__GIVEN DATA__.
◇ ◇ ◇ ◇ ◇

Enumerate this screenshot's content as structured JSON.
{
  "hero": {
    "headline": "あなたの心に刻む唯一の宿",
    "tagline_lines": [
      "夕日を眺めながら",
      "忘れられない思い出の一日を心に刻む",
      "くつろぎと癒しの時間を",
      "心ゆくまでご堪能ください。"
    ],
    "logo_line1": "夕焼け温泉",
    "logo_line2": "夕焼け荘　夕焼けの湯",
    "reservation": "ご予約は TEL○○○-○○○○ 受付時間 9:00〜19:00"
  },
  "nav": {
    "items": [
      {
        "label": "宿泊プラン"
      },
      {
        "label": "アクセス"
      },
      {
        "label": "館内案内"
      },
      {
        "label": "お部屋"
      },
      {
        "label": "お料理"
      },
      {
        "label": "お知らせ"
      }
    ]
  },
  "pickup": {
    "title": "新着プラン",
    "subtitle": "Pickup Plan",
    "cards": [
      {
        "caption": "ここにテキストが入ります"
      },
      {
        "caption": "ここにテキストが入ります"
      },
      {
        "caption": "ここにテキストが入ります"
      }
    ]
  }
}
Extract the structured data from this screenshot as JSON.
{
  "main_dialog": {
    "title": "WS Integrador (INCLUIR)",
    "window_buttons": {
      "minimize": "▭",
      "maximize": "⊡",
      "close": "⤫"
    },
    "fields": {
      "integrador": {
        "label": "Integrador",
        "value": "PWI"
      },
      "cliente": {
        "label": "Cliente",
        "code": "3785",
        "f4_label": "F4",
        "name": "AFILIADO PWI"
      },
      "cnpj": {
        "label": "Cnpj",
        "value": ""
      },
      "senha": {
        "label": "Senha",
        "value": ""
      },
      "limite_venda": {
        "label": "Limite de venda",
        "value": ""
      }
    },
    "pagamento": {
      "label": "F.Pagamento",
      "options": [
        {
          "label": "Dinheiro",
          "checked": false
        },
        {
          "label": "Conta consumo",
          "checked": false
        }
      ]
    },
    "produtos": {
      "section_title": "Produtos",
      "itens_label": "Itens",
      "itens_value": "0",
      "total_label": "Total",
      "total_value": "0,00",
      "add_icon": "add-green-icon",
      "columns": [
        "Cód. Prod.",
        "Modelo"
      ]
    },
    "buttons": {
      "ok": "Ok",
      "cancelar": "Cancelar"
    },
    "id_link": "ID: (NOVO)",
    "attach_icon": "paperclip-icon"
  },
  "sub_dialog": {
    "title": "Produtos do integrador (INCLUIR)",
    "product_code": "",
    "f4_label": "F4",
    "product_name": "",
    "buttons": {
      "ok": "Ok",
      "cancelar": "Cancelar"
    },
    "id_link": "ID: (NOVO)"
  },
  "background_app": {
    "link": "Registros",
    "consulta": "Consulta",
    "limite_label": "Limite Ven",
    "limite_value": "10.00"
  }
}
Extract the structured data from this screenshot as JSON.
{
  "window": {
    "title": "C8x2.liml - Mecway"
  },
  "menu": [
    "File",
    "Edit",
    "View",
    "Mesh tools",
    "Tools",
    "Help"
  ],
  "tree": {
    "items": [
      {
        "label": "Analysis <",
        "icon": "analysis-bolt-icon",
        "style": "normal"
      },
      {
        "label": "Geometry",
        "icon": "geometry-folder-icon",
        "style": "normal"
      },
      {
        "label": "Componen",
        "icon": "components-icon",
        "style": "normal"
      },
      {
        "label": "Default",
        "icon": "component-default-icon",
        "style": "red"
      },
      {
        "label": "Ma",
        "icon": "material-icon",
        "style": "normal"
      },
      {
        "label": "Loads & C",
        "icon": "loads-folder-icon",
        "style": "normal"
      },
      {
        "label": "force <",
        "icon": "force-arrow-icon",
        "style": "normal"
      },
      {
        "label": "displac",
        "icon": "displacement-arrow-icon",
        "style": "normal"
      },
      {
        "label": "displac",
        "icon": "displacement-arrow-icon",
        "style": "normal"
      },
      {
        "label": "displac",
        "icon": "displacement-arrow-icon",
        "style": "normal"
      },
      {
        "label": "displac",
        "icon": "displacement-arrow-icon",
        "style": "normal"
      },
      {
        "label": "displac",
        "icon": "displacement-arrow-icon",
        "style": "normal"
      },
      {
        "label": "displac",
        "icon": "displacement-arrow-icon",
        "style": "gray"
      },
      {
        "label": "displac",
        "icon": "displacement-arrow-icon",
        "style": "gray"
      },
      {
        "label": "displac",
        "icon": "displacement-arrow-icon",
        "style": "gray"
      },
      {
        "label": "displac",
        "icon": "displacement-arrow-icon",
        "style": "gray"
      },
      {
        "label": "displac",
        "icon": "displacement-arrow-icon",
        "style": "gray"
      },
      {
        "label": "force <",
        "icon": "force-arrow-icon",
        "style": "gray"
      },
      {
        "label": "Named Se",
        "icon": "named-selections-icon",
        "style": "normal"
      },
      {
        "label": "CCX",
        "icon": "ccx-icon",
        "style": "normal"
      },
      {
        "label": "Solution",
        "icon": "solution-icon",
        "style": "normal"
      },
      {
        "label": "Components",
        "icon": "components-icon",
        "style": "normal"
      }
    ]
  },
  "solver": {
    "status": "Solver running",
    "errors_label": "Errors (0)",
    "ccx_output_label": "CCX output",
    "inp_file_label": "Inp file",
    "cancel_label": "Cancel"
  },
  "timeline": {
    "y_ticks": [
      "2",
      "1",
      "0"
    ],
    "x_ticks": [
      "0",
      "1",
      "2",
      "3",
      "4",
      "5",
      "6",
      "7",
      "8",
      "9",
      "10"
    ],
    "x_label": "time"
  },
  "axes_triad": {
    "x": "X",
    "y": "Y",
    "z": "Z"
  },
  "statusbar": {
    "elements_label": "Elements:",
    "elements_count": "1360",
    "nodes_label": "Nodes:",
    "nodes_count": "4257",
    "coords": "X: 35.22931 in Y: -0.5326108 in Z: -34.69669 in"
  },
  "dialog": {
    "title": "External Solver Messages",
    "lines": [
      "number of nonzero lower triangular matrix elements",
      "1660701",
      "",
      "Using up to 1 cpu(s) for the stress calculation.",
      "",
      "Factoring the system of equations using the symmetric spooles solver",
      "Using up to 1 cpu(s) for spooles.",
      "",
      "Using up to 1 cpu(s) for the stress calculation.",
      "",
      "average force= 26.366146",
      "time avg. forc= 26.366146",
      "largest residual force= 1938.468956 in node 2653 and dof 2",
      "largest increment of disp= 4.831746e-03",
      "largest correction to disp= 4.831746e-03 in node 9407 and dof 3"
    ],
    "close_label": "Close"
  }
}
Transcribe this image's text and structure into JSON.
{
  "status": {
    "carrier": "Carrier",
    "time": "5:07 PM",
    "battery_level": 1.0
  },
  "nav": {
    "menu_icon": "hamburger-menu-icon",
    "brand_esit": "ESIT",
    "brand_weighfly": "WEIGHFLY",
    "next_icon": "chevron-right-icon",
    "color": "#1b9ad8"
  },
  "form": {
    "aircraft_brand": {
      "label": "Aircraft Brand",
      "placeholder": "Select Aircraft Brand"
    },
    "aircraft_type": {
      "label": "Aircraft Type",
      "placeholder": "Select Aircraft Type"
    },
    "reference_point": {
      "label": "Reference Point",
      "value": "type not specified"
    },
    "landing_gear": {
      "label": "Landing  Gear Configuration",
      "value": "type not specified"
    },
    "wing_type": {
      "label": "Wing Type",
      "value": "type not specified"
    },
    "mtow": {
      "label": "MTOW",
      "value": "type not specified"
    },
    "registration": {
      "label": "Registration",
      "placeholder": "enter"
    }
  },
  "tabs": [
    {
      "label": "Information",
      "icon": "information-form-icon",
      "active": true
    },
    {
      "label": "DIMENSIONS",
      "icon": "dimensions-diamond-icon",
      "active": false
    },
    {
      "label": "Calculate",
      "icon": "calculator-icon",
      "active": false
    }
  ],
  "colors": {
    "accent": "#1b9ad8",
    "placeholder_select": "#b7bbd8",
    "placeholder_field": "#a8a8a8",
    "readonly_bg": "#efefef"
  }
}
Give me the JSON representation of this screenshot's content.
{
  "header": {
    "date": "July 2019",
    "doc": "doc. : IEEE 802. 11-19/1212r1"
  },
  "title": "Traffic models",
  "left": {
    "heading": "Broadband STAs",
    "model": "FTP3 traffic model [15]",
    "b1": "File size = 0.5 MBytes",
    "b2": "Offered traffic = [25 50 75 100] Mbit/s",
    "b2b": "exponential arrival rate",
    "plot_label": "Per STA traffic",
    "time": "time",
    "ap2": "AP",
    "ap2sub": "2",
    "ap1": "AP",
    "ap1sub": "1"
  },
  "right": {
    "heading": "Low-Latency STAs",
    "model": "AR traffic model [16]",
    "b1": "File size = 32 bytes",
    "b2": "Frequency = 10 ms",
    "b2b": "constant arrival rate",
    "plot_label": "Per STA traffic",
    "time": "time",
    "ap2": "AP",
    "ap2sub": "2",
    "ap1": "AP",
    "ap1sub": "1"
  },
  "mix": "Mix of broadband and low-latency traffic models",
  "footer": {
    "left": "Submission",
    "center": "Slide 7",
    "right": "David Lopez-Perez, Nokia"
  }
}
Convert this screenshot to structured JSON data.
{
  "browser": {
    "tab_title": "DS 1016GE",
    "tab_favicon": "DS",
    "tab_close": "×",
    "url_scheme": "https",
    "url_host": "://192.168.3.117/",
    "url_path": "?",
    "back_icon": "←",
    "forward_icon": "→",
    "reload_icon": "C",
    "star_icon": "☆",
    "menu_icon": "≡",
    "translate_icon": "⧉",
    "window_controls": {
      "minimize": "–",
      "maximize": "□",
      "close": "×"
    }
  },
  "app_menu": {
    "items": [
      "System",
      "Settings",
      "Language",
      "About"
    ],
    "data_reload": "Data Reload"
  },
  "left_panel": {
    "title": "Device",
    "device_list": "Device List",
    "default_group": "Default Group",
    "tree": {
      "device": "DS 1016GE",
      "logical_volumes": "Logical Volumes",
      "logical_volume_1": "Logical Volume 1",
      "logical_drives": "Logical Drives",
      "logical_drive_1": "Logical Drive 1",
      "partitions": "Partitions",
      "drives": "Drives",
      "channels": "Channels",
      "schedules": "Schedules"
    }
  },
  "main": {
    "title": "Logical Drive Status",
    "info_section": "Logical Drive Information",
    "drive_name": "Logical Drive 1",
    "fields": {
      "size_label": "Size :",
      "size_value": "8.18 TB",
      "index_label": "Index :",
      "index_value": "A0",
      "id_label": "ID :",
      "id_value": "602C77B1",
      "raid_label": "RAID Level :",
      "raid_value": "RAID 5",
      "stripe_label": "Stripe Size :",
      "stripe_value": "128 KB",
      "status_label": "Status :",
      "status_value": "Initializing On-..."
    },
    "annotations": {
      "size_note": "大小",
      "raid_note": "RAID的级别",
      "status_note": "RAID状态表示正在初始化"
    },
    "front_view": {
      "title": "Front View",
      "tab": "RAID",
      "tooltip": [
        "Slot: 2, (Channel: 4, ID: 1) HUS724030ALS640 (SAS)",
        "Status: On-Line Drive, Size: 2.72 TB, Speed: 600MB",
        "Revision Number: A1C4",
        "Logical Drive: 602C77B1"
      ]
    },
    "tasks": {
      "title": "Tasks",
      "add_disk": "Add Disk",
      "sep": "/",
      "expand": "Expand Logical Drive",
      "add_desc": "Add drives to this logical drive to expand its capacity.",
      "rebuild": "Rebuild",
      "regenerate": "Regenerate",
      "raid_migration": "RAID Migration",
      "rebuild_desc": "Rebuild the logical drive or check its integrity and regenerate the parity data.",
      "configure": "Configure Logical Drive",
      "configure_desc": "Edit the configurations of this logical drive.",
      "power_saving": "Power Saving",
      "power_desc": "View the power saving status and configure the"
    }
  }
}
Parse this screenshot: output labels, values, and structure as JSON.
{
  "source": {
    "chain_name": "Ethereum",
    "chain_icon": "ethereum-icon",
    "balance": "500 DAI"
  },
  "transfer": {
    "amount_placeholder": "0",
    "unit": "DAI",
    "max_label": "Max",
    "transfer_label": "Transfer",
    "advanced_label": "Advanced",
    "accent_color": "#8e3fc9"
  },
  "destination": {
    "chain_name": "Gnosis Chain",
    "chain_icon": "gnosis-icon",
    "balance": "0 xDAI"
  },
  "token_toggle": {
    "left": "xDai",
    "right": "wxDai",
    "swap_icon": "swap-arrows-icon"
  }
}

◇ ◇ ◇ ◇ ◇

Find the string "right" in the entries above and return each line that holds it.

    "next_icon": "chevron-right-icon",
  "right": {
    "right": "David Lopez-Perez, Nokia"
    "right": "wxDai",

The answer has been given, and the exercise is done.